(Stored items)

»»

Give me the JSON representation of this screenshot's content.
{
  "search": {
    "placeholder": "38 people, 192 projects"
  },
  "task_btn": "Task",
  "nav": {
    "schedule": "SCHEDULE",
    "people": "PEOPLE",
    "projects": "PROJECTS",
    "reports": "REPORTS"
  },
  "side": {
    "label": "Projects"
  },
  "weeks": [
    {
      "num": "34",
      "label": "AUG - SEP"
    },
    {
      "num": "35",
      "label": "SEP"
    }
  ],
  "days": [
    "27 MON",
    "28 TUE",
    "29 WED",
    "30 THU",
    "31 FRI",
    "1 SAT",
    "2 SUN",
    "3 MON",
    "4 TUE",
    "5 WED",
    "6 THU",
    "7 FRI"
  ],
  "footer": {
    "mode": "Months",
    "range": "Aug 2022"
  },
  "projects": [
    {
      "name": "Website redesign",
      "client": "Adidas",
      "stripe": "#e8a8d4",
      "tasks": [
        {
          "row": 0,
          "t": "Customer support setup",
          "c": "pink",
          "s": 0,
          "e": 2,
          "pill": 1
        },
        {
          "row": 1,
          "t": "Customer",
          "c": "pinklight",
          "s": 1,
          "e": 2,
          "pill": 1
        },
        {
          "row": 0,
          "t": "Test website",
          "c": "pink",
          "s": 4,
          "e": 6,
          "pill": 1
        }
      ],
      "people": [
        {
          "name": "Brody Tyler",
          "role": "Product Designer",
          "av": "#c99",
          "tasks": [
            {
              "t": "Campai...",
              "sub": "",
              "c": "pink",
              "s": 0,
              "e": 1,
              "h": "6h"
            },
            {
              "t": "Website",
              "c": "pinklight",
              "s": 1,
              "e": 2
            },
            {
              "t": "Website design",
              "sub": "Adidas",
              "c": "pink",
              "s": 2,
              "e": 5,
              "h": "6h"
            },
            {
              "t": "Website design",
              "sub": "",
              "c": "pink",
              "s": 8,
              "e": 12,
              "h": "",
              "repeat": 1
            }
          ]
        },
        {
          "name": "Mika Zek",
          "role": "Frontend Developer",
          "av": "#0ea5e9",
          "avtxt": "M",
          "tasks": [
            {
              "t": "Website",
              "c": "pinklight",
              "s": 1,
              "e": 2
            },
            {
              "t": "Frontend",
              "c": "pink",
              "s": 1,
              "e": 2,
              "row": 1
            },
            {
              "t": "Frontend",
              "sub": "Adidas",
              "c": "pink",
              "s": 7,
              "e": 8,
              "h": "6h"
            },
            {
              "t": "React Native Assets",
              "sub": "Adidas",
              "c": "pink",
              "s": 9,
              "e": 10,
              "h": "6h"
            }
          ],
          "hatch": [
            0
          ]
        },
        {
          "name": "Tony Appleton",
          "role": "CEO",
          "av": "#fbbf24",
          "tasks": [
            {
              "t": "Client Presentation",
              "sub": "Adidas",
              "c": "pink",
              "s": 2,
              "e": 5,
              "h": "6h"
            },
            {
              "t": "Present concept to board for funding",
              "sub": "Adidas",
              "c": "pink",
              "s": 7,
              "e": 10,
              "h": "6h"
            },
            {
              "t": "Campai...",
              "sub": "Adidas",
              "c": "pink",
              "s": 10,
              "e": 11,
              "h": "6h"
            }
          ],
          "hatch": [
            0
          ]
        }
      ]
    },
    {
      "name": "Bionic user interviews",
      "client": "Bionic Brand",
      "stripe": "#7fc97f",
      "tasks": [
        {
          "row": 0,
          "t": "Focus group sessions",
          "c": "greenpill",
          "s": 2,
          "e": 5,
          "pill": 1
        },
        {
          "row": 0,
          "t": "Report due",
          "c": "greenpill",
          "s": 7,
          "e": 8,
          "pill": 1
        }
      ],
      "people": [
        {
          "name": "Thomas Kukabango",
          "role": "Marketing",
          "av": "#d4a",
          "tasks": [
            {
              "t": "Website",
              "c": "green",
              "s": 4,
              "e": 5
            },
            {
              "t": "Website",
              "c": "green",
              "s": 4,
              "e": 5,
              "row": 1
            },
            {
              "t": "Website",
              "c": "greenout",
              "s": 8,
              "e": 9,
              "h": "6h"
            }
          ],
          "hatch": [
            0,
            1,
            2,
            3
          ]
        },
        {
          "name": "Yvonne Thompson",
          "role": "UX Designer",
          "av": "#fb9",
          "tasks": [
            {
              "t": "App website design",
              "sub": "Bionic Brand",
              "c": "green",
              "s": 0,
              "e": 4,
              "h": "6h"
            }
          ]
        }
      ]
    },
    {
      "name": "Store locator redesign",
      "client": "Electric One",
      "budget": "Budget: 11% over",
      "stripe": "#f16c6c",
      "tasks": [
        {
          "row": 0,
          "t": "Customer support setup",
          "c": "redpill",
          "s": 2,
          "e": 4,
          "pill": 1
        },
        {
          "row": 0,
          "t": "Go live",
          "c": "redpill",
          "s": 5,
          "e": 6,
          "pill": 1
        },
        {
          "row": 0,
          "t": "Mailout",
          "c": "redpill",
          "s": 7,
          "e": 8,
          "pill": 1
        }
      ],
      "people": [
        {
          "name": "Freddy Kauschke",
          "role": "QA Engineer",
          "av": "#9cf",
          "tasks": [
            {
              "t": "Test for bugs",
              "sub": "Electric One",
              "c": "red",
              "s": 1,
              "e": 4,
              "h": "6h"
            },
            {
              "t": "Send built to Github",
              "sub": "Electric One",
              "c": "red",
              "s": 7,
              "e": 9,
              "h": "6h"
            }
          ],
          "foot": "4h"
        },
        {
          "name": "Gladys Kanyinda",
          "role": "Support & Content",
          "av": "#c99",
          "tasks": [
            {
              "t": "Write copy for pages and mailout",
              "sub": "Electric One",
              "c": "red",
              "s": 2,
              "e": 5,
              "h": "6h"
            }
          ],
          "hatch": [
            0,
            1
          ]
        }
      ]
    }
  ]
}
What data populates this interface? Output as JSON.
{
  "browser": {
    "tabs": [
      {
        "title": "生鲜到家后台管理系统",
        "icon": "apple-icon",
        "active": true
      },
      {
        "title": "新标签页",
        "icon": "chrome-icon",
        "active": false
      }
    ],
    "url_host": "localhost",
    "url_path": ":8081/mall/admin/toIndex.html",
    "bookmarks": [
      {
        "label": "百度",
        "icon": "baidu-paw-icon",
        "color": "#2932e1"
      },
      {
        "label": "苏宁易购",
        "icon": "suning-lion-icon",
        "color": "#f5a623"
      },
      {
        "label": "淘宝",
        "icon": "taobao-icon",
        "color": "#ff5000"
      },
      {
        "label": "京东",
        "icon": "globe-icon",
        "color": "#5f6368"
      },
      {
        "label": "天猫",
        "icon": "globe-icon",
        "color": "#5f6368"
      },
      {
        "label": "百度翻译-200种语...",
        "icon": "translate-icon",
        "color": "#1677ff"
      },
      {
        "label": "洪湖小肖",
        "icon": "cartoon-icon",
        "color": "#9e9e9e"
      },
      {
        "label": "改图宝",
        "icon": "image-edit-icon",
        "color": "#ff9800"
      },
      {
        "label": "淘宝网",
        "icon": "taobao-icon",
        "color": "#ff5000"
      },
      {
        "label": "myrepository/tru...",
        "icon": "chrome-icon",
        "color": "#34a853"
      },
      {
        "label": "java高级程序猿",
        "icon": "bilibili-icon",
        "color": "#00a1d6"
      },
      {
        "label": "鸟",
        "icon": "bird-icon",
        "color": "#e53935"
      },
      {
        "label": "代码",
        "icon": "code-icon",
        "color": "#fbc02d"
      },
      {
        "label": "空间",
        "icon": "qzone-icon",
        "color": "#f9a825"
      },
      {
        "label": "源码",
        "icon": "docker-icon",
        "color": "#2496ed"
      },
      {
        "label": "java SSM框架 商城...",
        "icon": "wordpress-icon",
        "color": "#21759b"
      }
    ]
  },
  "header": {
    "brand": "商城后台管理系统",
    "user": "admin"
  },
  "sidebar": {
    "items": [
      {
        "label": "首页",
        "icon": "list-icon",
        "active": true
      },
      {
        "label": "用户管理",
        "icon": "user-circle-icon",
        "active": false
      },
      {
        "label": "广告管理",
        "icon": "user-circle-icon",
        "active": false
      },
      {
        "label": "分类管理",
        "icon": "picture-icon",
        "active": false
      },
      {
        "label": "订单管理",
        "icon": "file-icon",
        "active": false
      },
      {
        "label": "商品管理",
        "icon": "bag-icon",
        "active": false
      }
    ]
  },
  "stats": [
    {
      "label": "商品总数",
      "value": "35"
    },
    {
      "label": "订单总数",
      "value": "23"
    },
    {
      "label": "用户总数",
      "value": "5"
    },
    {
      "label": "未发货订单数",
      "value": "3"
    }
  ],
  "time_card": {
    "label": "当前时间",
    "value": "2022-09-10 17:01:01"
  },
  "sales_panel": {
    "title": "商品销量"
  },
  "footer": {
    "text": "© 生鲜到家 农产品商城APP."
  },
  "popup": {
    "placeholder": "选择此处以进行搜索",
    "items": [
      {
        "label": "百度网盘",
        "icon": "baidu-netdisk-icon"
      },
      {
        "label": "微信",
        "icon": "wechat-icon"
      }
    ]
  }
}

««

Job: In the entries above, identify every line with the string "user".

Output below:
      "name": "Bionic user interviews",
    "user": "admin"
        "icon": "user-circle-icon",
        "icon": "user-circle-icon",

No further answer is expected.